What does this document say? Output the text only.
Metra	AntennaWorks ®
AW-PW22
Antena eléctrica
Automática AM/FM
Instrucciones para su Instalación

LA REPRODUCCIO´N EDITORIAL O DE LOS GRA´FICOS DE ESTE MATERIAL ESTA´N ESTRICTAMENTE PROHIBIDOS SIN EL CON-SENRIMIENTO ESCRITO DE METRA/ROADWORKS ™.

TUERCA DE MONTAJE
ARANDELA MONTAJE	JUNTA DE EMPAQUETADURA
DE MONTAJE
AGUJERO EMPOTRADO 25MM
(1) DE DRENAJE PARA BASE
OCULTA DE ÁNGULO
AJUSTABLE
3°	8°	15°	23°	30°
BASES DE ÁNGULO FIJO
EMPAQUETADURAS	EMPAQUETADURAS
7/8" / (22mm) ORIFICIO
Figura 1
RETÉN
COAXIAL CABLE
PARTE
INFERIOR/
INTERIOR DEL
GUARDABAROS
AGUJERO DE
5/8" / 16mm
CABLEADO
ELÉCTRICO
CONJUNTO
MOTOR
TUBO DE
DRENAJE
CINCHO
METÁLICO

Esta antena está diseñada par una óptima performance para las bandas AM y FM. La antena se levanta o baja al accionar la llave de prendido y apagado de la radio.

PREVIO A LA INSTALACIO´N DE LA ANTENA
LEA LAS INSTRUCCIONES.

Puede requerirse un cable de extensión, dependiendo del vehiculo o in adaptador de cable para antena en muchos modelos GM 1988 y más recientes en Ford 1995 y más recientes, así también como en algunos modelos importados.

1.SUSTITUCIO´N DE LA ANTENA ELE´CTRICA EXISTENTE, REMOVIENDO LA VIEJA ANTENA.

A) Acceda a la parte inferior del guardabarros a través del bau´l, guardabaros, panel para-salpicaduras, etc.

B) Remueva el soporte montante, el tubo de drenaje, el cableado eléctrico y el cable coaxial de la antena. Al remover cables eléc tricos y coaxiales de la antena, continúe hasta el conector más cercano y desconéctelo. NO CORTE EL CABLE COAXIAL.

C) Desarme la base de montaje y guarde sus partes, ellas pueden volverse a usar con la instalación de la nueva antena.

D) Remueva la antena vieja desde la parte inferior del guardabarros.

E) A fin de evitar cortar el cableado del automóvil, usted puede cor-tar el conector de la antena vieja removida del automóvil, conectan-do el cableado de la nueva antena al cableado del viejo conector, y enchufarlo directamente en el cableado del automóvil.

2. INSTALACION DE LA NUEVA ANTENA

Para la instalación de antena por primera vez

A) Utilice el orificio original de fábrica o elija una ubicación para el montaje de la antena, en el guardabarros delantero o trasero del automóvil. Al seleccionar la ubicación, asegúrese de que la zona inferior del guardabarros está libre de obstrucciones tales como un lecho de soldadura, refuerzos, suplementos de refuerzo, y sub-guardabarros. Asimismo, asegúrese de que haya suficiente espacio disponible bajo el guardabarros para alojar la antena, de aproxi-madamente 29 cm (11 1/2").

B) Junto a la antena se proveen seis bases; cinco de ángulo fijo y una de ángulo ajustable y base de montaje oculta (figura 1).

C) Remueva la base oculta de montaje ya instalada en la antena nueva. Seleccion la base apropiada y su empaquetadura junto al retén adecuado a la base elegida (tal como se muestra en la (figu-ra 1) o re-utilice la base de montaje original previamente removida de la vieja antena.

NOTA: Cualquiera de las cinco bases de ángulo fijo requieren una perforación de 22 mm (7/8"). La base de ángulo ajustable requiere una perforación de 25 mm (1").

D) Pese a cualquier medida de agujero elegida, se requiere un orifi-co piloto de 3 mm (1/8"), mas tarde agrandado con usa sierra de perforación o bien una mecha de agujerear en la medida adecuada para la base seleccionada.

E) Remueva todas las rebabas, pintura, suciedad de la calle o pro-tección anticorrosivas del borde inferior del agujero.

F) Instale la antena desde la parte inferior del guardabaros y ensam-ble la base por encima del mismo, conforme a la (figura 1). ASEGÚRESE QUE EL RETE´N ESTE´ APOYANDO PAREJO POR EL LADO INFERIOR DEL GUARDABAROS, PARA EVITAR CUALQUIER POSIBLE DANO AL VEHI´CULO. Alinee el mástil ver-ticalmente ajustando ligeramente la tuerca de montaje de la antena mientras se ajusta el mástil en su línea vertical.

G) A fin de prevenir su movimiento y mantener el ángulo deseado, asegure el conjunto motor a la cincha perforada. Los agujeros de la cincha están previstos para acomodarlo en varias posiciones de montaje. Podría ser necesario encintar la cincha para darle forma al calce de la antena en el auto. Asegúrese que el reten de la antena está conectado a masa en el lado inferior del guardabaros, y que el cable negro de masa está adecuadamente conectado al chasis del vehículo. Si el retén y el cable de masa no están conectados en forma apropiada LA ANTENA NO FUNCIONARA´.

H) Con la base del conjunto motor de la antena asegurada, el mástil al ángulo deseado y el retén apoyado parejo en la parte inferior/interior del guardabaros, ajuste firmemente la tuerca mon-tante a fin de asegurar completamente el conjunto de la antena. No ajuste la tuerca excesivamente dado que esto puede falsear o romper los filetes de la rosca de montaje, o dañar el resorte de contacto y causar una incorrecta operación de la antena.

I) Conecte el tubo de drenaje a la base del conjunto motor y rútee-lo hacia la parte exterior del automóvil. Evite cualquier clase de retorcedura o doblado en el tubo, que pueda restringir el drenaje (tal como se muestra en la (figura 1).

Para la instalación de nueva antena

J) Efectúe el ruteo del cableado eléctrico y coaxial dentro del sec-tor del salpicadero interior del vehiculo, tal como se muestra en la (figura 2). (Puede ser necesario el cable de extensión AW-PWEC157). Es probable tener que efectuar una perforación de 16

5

(TASK DETAILS) Go through the preceding material and copy each line that has the word "requiere".

(ANSWER IN FULL)
NOTA: Cualquiera de las cinco bases de ángulo fijo requieren una perforación de 22 mm (7/8"). La base de ángulo ajustable requiere una perforación de 25 mm (1").
D) Pese a cualquier medida de agujero elegida, se requiere un orifi-co piloto de 3 mm (1/8"), mas tarde agrandado con usa sierra de perforación o bien una mecha de agujerear en la medida adecuada para la base seleccionada.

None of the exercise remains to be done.